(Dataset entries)
***

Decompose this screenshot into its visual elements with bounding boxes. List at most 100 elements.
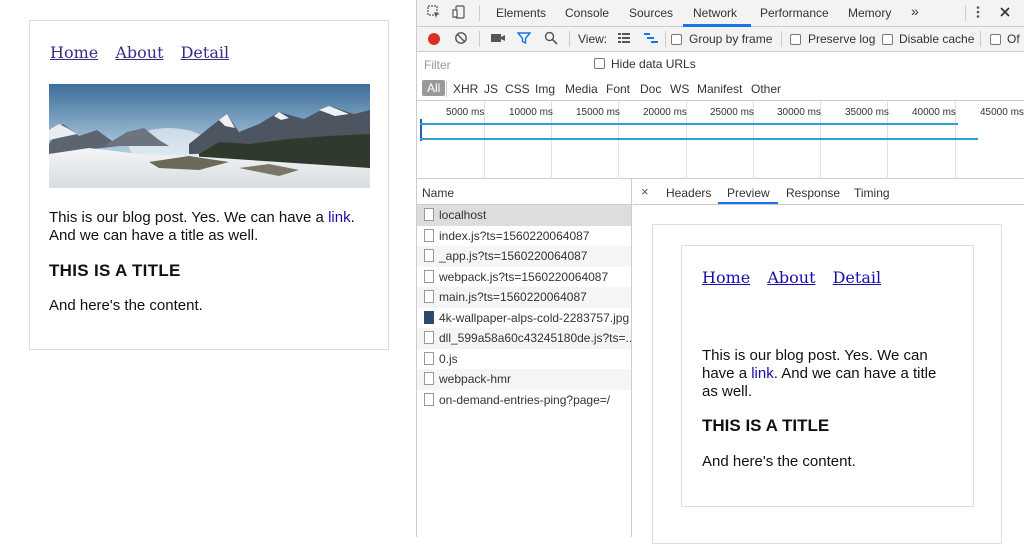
timeline-tick: 35000 ms — [845, 107, 889, 118]
request-name: webpack.js?ts=1560220064087 — [439, 269, 609, 284]
toolbar-divider — [446, 81, 447, 97]
request-row[interactable]: _app.js?ts=1560220064087 — [417, 246, 631, 267]
request-name: main.js?ts=1560220064087 — [439, 290, 587, 304]
more-tabs-icon[interactable]: » — [911, 3, 919, 19]
request-row[interactable]: webpack.js?ts=1560220064087 — [417, 267, 631, 288]
nav-about-link[interactable]: About — [115, 43, 163, 62]
tab-sources[interactable]: Sources — [629, 6, 673, 20]
timeline-tick: 25000 ms — [710, 107, 754, 118]
close-devtools-icon[interactable] — [997, 5, 1013, 21]
request-name: on-demand-entries-ping?page=/ — [439, 392, 611, 407]
type-filter-media[interactable]: Media — [565, 82, 598, 96]
group-by-frame-checkbox[interactable] — [671, 34, 682, 45]
offline-checkbox[interactable] — [990, 34, 1001, 45]
preview-post-title: THIS IS A TITLE — [702, 416, 830, 435]
preserve-log-checkbox[interactable] — [790, 34, 801, 45]
document-icon — [424, 372, 434, 385]
nav-home-link[interactable]: Home — [50, 43, 98, 62]
devtools-tab-bar: Elements Console Sources Network Perform… — [417, 0, 1024, 27]
post-title: THIS IS A TITLE — [49, 261, 181, 280]
browser-page: Home About Detail This is our blog post.… — [0, 0, 416, 537]
close-detail-icon[interactable]: × — [641, 184, 649, 199]
request-row[interactable]: 4k-wallpaper-alps-cold-2283757.jpg — [417, 308, 631, 329]
toolbar-divider — [479, 31, 480, 47]
request-name: localhost — [439, 208, 487, 222]
disable-cache-checkbox[interactable] — [882, 34, 893, 45]
screenshot-camera-icon[interactable] — [490, 31, 506, 47]
type-filter-doc[interactable]: Doc — [640, 82, 661, 96]
device-toolbar-icon[interactable] — [451, 5, 467, 21]
nav-detail-link[interactable]: Detail — [181, 43, 230, 62]
post-text-before-link: This is our blog post. Yes. We can have … — [49, 209, 329, 226]
type-filter-css[interactable]: CSS — [505, 82, 530, 96]
disable-cache-label: Disable cache — [899, 32, 975, 46]
name-column-header[interactable]: Name — [417, 179, 631, 205]
filter-input[interactable] — [420, 56, 578, 74]
timeline-tick: 15000 ms — [576, 107, 620, 118]
request-row[interactable]: main.js?ts=1560220064087 — [417, 287, 631, 308]
request-row[interactable]: 0.js — [417, 349, 631, 370]
type-filter-js[interactable]: JS — [484, 82, 498, 96]
type-filter-manifest[interactable]: Manifest — [697, 82, 742, 96]
type-filter-all[interactable]: All — [422, 80, 446, 96]
toolbar-divider — [665, 31, 666, 47]
search-icon[interactable] — [543, 31, 559, 47]
document-icon — [424, 208, 434, 221]
request-list: Name localhost index.js?ts=1560220064087… — [417, 179, 632, 537]
preview-nav-detail-link[interactable]: Detail — [833, 268, 882, 287]
filter-funnel-icon[interactable] — [516, 31, 532, 47]
toolbar-divider — [479, 5, 480, 21]
preview-post-content: And here's the content. — [702, 453, 856, 470]
type-filter-font[interactable]: Font — [606, 82, 630, 96]
type-filter-other[interactable]: Other — [751, 82, 781, 96]
preview-frame: Home About Detail This is our blog post.… — [652, 224, 1002, 544]
type-filter-xhr[interactable]: XHR — [453, 82, 478, 96]
group-by-frame-label: Group by frame — [689, 32, 773, 46]
post-link[interactable]: link — [328, 209, 351, 226]
post-content: And here's the content. — [49, 297, 203, 314]
timeline-tick: 20000 ms — [643, 107, 687, 118]
request-row[interactable]: on-demand-entries-ping?page=/ — [417, 390, 631, 411]
inspect-element-icon[interactable] — [426, 5, 442, 21]
preview-blog-card: Home About Detail This is our blog post.… — [681, 245, 974, 507]
tab-console[interactable]: Console — [565, 6, 609, 20]
offline-label: Of — [1007, 32, 1020, 46]
large-rows-icon[interactable] — [616, 31, 632, 47]
preview-nav-home-link[interactable]: Home — [702, 268, 750, 287]
request-row[interactable]: localhost — [417, 205, 631, 226]
preserve-log-label: Preserve log — [808, 32, 876, 46]
post-paragraph: This is our blog post. Yes. We can have … — [49, 209, 379, 245]
timeline-tick: 40000 ms — [912, 107, 956, 118]
tab-preview[interactable]: Preview — [727, 186, 770, 200]
document-icon — [424, 228, 434, 242]
tab-elements[interactable]: Elements — [496, 6, 546, 20]
tab-network[interactable]: Network — [693, 6, 737, 20]
hide-data-urls-checkbox[interactable] — [594, 58, 605, 69]
tab-timing[interactable]: Timing — [854, 186, 890, 200]
timeline-tick: 10000 ms — [509, 107, 553, 118]
preview-post-link[interactable]: link — [751, 365, 774, 382]
tab-memory[interactable]: Memory — [848, 6, 891, 20]
preview-nav-about-link[interactable]: About — [767, 268, 815, 287]
waterfall-overview-icon[interactable] — [643, 31, 659, 47]
timeline-overview[interactable]: 5000 ms 10000 ms 15000 ms 20000 ms 25000… — [417, 101, 1024, 179]
tab-headers[interactable]: Headers — [666, 186, 711, 200]
document-icon — [424, 351, 434, 365]
clear-icon[interactable] — [453, 31, 469, 47]
kebab-menu-icon[interactable] — [970, 5, 986, 21]
hero-image — [49, 84, 370, 188]
request-row[interactable]: index.js?ts=1560220064087 — [417, 226, 631, 247]
tab-performance[interactable]: Performance — [760, 6, 829, 20]
preview-post-paragraph: This is our blog post. Yes. We can have … — [702, 347, 952, 401]
hide-data-urls-label: Hide data URLs — [611, 57, 696, 71]
request-name: webpack-hmr — [439, 372, 512, 386]
request-name: dll_599a58a60c43245180de.js?ts=... — [439, 331, 631, 345]
toolbar-divider — [781, 31, 782, 47]
toolbar-divider — [980, 31, 981, 47]
request-row[interactable]: webpack-hmr — [417, 369, 631, 390]
type-filter-img[interactable]: Img — [535, 82, 555, 96]
record-button[interactable] — [428, 33, 440, 45]
tab-response[interactable]: Response — [786, 186, 840, 200]
type-filter-ws[interactable]: WS — [670, 82, 689, 96]
request-row[interactable]: dll_599a58a60c43245180de.js?ts=... — [417, 328, 631, 349]
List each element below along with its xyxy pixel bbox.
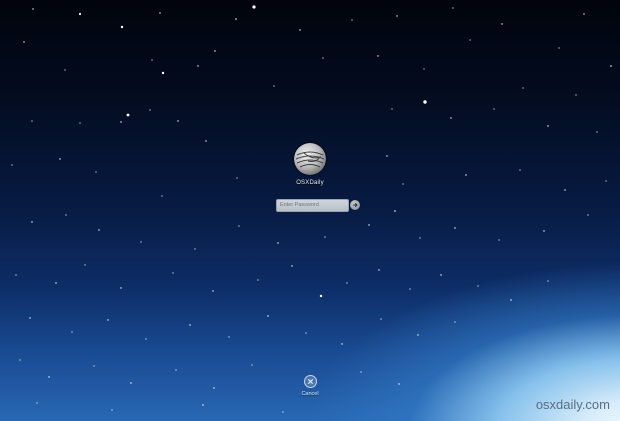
close-x-icon xyxy=(307,378,313,385)
cancel-label: Cancel xyxy=(301,391,319,397)
login-submit-button[interactable] xyxy=(350,200,360,210)
user-avatar[interactable] xyxy=(294,143,326,175)
password-row: - - - - xyxy=(276,199,366,213)
cancel-control: Cancel xyxy=(295,375,325,397)
password-hint: - - - - xyxy=(303,208,311,212)
watermark-text: osxdaily.com xyxy=(535,397,610,412)
username-label: OSXDaily xyxy=(296,180,324,186)
arrow-right-icon xyxy=(353,202,358,208)
login-panel: OSXDaily - - - - xyxy=(250,140,370,212)
cancel-button[interactable] xyxy=(303,375,317,388)
swirl-globe-avatar-icon xyxy=(294,143,326,175)
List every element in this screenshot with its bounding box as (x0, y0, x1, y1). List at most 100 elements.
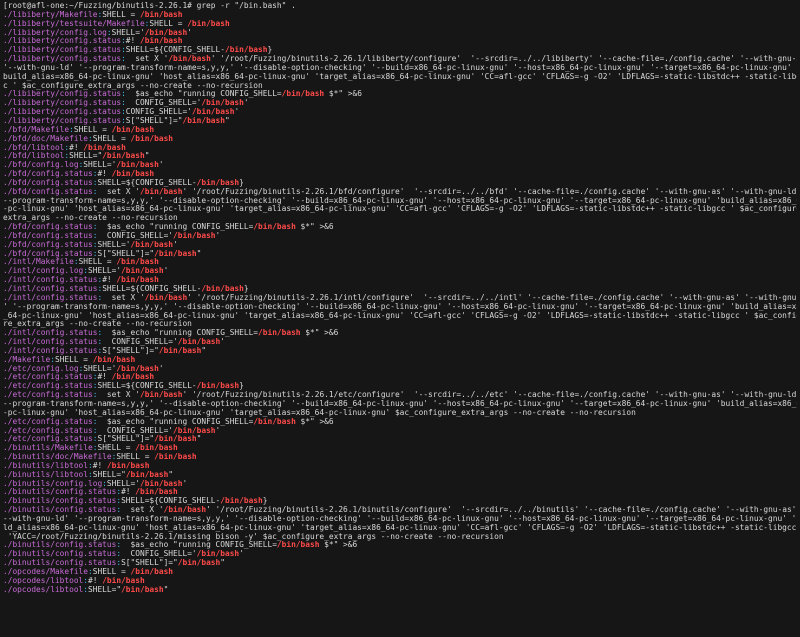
match-text: /bin/bash (116, 258, 159, 267)
output-line: ./bfd/config.log:SHELL='/bin/bash' (3, 161, 797, 170)
line-text: $*" >&6 (319, 541, 358, 550)
output-line: c ' $ac_configure_extra_args --no-create… (3, 82, 797, 91)
line-text: #! (97, 373, 112, 382)
line-text: SHELL=${CONFIG_SHELL- (121, 497, 221, 506)
file-path: ./libiberty/config.status (3, 37, 122, 46)
output-line: ./libiberty/config.status: set X '/bin/b… (3, 55, 797, 64)
line-text: $*" >&6 (300, 329, 339, 338)
terminal-window[interactable]: [root@afl-one:~/Fuzzing/binutils-2.26.1#… (0, 0, 800, 637)
line-text: $*" >&6 (295, 223, 334, 232)
file-path: ./binutils/config.status (3, 541, 117, 550)
line-text: S["SHELL"]=" (121, 559, 178, 568)
output-line: ./opcodes/libtool:#! /bin/bash (3, 577, 797, 586)
output-line: ' '--program-transform-name=s,y,y,' '--d… (3, 303, 797, 312)
file-path: ./etc/config.status (3, 373, 93, 382)
match-text: /bin/bash (139, 391, 183, 400)
file-path: ./libiberty/config.status (3, 108, 122, 117)
output-line: build_alias=x86_64-pc-linux-gnu' 'host_a… (3, 73, 797, 82)
line-text: SHELL = (97, 444, 136, 453)
output-line: ./etc/config.status: set X '/bin/bash' '… (3, 391, 797, 400)
line-text: set X ' (97, 391, 140, 400)
match-text: /bin/bash (116, 276, 159, 285)
output-line: ./binutils/config.status:#! /bin/bash (3, 488, 797, 497)
output-line: ./etc/config.status:#! /bin/bash (3, 373, 797, 382)
match-text: /bin/bash (135, 488, 178, 497)
file-path: ./intl/config.status (3, 346, 98, 355)
file-path: ./binutils/config.status (3, 550, 117, 559)
output-line: ./libiberty/config.status:SHELL=${CONFIG… (3, 46, 797, 55)
output-line: extra_args --no-create --no-recursion (3, 214, 797, 223)
output-line: ./intl/config.status:SHELL=${CONFIG_SHEL… (3, 285, 797, 294)
line-text: #! (69, 143, 84, 152)
output-line: ./binutils/config.status:SHELL=${CONFIG_… (3, 497, 797, 506)
line-text: $as_echo "running CONFIG_SHELL= (97, 223, 254, 232)
output-line: ./libiberty/testsuite/Makefile:SHELL = /… (3, 20, 797, 29)
line-text: SHELL = (54, 355, 93, 364)
line-text: ' (187, 28, 192, 37)
line-text: SHELL=" (92, 470, 126, 479)
output-line: ./intl/config.status: $as_echo "running … (3, 329, 797, 338)
match-text: /bin/bash (139, 37, 183, 46)
file-path: ./bfd/config.log (3, 161, 79, 170)
line-text: SHELL=" (69, 152, 103, 161)
output-line: -pc-linux-gnu' 'host_alias=x86_64-pc-lin… (3, 205, 797, 214)
file-path: ./libiberty/config.log (3, 28, 107, 37)
line-text: CONFIG_SHELL=' (97, 231, 174, 240)
file-path: ./libiberty/config.status (3, 90, 122, 99)
line-text: } (239, 382, 244, 391)
line-text: S["SHELL"]=" (97, 249, 155, 258)
line-text: ' (182, 479, 188, 488)
match-text: /bin/bash (106, 461, 150, 470)
match-text: /bin/bash (130, 568, 174, 576)
line-text: ' (158, 161, 164, 170)
line-text: S["SHELL"]=" (102, 346, 159, 355)
match-text: /bin/bash (177, 338, 221, 347)
file-path: ./etc/config.log (3, 364, 79, 373)
line-text: $*" >&6 (295, 417, 334, 426)
line-text: $as_echo "running CONFIG_SHELL= (102, 329, 259, 338)
match-text: /bin/bash (196, 382, 240, 391)
output-line: ./opcodes/libtool:SHELL="/bin/bash" (3, 586, 797, 595)
line-text: #! (88, 576, 103, 585)
output-line: ./binutils/doc/Makefile:SHELL = /bin/bas… (3, 453, 797, 462)
line-text: ' (163, 267, 169, 276)
line-text: re_extra_args --no-create --no-recursion (3, 320, 192, 329)
match-text: /bin/bash (130, 240, 174, 249)
line-text: SHELL=${CONFIG_SHELL- (102, 285, 202, 293)
line-text: $as_echo "running CONFIG_SHELL= (121, 541, 277, 550)
line-text: SHELL = (102, 10, 140, 19)
file-path: ./bfd/config.status (3, 223, 93, 232)
line-text: " (163, 585, 169, 594)
output-line: ./binutils/Makefile:SHELL = /bin/bash (3, 444, 797, 453)
file-path: ./intl/config.log (3, 267, 84, 276)
file-path: ./binutils/config.status (3, 559, 117, 568)
line-text: ld_alias=x86_64-pc-linux-gnu' 'host_alia… (3, 523, 797, 532)
match-text: /bin/bash (253, 223, 296, 232)
line-text: '--with-gnu-ld' '--program-transform-nam… (3, 63, 797, 72)
output-line: ./etc/config.status: CONFIG_SHELL='/bin/… (3, 427, 797, 436)
line-text: 'YACC=/root/Fuzzing/binutils-2.26.1/miss… (3, 532, 504, 541)
match-text: /bin/bash (154, 453, 197, 462)
match-text: /bin/bash (163, 506, 207, 515)
file-path: ./opcodes/libtool (3, 585, 84, 594)
file-path: ./libiberty/config.status (3, 55, 122, 64)
line-text: SHELL=' (97, 240, 131, 249)
match-text: /bin/bash (182, 116, 225, 125)
output-line: ./opcodes/Makefile:SHELL = /bin/bash (3, 568, 797, 577)
line-text: --program-transform-name=s,y,y,' '--disa… (3, 399, 797, 408)
output-line: ./bfd/doc/Makefile:SHELL = /bin/bash (3, 135, 797, 144)
match-text: /bin/bash (83, 143, 126, 152)
match-text: /bin/bash (135, 444, 178, 453)
line-text: ' (239, 550, 244, 559)
line-text: c ' $ac_configure_extra_args --no-create… (3, 81, 263, 90)
line-text: CONFIG_SHELL=' (102, 338, 178, 347)
output-line: ./intl/Makefile:SHELL = /bin/bash (3, 258, 797, 267)
file-path: ./Makefile (3, 355, 51, 364)
match-text: /bin/bash (276, 541, 320, 550)
line-text: SHELL=' (83, 161, 117, 170)
output-line: ./etc/config.status:S["SHELL"]="/bin/bas… (3, 435, 797, 444)
output-line: ./libiberty/config.status: $as_echo "run… (3, 90, 797, 99)
match-text: /bin/bash (139, 10, 183, 19)
output-line: ./binutils/config.status: set X '/bin/ba… (3, 506, 797, 515)
file-path: ./binutils/config.status (3, 488, 117, 497)
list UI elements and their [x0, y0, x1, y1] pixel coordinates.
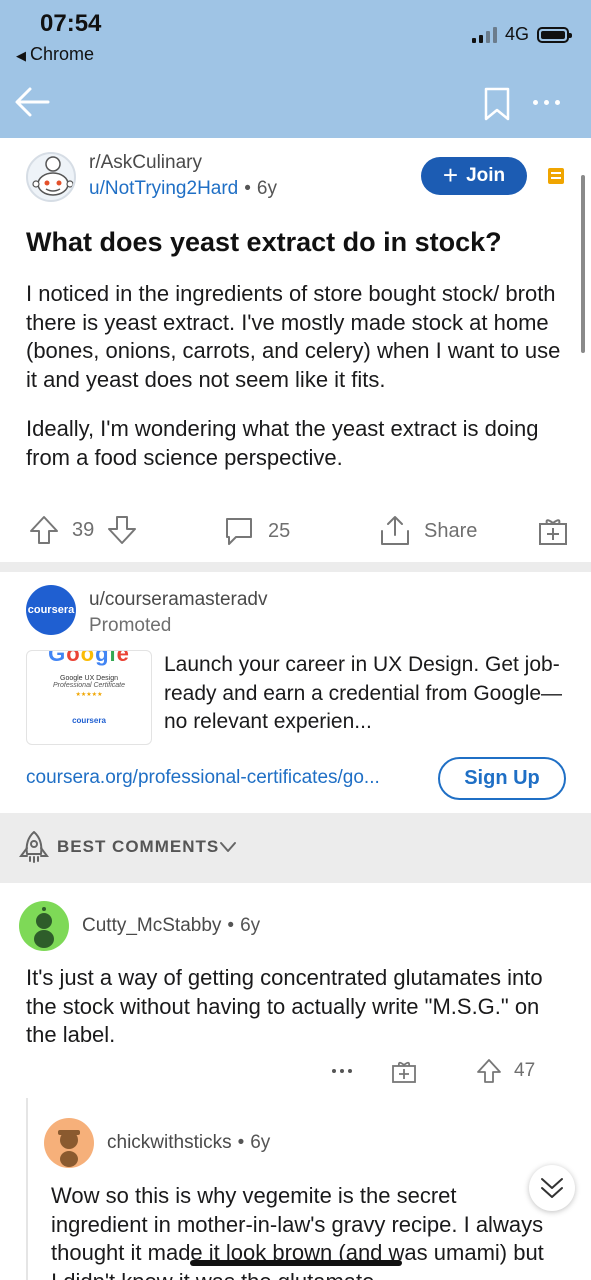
promo-user[interactable]: u/courseramasteradv — [89, 589, 267, 611]
comment-count: 25 — [268, 519, 291, 542]
comments-button[interactable]: 25 — [222, 514, 290, 548]
separator-dot: • — [227, 915, 235, 936]
comment-body: It's just a way of getting concentrated … — [26, 965, 543, 1047]
next-comment-button[interactable] — [529, 1165, 575, 1211]
mod-shield-icon[interactable] — [547, 167, 565, 185]
sort-label: BEST COMMENTS — [57, 837, 220, 856]
author-line: u/NotTrying2Hard • 6y — [89, 178, 277, 200]
more-icon[interactable] — [528, 92, 564, 112]
snoo-avatar-icon — [34, 907, 54, 948]
top-bar: 07:54 ◀ Chrome 4G — [0, 0, 591, 138]
join-button[interactable]: + Join — [421, 157, 527, 195]
separator-dot: • — [244, 178, 251, 199]
comment-icon — [226, 518, 252, 545]
upvote-icon[interactable] — [476, 1058, 502, 1084]
comment-age: 6y — [240, 915, 261, 936]
post-author[interactable]: u/NotTrying2Hard — [89, 178, 238, 199]
vote-group: 39 — [28, 514, 138, 546]
bookmark-icon[interactable] — [482, 86, 512, 122]
share-button[interactable]: Share — [378, 514, 477, 548]
promo-link[interactable]: coursera.org/professional-certificates/g… — [26, 767, 426, 789]
google-logo: Google — [48, 650, 130, 666]
award-icon[interactable] — [391, 1058, 417, 1084]
back-to-app[interactable]: ◀ Chrome — [16, 44, 94, 65]
upvote-icon[interactable] — [28, 514, 60, 546]
post-paragraph: I noticed in the ingredients of store bo… — [26, 281, 561, 392]
award-icon — [539, 519, 567, 545]
separator-dot: • — [237, 1132, 245, 1153]
network-label: 4G — [504, 24, 529, 44]
thread-line — [26, 1098, 28, 1280]
thumb-title: Google UX Design — [60, 675, 118, 682]
thumb-rating-stars: ★★★★★ — [75, 692, 103, 698]
more-icon[interactable] — [332, 1069, 352, 1073]
post-actions: 39 25 Share — [0, 508, 591, 552]
subreddit-name[interactable]: r/AskCulinary — [89, 152, 202, 174]
back-arrow-icon[interactable] — [12, 82, 52, 122]
promoted-label: Promoted — [89, 615, 172, 636]
post-title: What does yeast extract do in stock? — [26, 227, 502, 257]
post-body: I noticed in the ingredients of store bo… — [26, 280, 571, 493]
post-age: 6y — [256, 178, 277, 199]
join-label: Join — [466, 165, 506, 186]
share-label: Share — [424, 519, 478, 542]
plus-icon: + — [442, 160, 459, 190]
award-button[interactable] — [537, 514, 569, 546]
comment-age: 6y — [250, 1132, 271, 1153]
comment-vote-count: 47 — [514, 1060, 536, 1081]
back-triangle-icon: ◀ — [16, 48, 26, 63]
comment-avatar[interactable] — [44, 1118, 94, 1168]
share-icon — [381, 516, 409, 545]
chevron-down-icon — [220, 842, 236, 852]
double-chevron-down-icon — [541, 1178, 563, 1198]
thumb-brand: coursera — [72, 716, 106, 725]
snoo-chef-icon — [32, 156, 74, 196]
battery-icon — [537, 26, 572, 43]
comment-actions: 47 — [0, 1055, 591, 1087]
snoo-avatar-icon — [58, 1130, 80, 1167]
comment-author[interactable]: chickwithsticks — [107, 1132, 232, 1153]
vote-count: 39 — [72, 518, 95, 541]
comment-avatar[interactable] — [19, 901, 69, 951]
post-paragraph: Ideally, I'm wondering what the yeast ex… — [26, 416, 539, 470]
subreddit-avatar[interactable] — [26, 152, 76, 202]
promo-thumbnail[interactable]: Google Google UX Design Professional Cer… — [26, 650, 152, 745]
home-indicator[interactable] — [190, 1260, 402, 1266]
section-divider — [0, 562, 591, 572]
comment-author-line: Cutty_McStabby • 6y — [82, 915, 260, 937]
back-app-label: Chrome — [30, 44, 95, 64]
comment-author[interactable]: Cutty_McStabby — [82, 915, 221, 936]
rocket-icon — [19, 831, 49, 863]
status-time: 07:54 — [40, 10, 102, 37]
signal-icon — [471, 26, 497, 43]
sign-up-button[interactable]: Sign Up — [438, 757, 566, 800]
comment-sort-bar[interactable]: BEST COMMENTS — [0, 813, 591, 883]
comment-author-line: chickwithsticks • 6y — [107, 1132, 270, 1154]
downvote-icon[interactable] — [106, 514, 138, 546]
promo-text[interactable]: Launch your career in UX Design. Get job… — [164, 651, 564, 737]
promo-avatar[interactable]: coursera — [26, 585, 76, 635]
thumb-subtitle: Professional Certificate — [53, 682, 125, 689]
status-icons: 4G — [471, 24, 572, 45]
scrollbar[interactable] — [581, 175, 585, 353]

***

> [WORK TO DO] Reproduce the rows above word for word, starting at the line that contains "match-text: /bin/bash (116, 258, 159, 267)" and ending after the line that contains "559, 178, 568)".

> [RESPONSE FOR THIS EXERCISE]
match-text: /bin/bash (116, 258, 159, 267)
output-line: ./bfd/config.log:SHELL='/bin/bash' (3, 161, 797, 170)
line-text: $*" >&6 (319, 541, 358, 550)
output-line: c ' $ac_configure_extra_args --no-create… (3, 82, 797, 91)
line-text: #! (97, 373, 112, 382)
line-text: SHELL=${CONFIG_SHELL- (121, 497, 221, 506)
file-path: ./libiberty/config.status (3, 37, 122, 46)
output-line: ./libiberty/config.status: set X '/bin/b… (3, 55, 797, 64)
line-text: $*" >&6 (300, 329, 339, 338)
terminal-window[interactable]: [root@afl-one:~/Fuzzing/binutils-2.26.1#… (0, 0, 800, 637)
line-text: $*" >&6 (295, 223, 334, 232)
file-path: ./binutils/config.status (3, 541, 117, 550)
line-text: S["SHELL"]=" (121, 559, 178, 568)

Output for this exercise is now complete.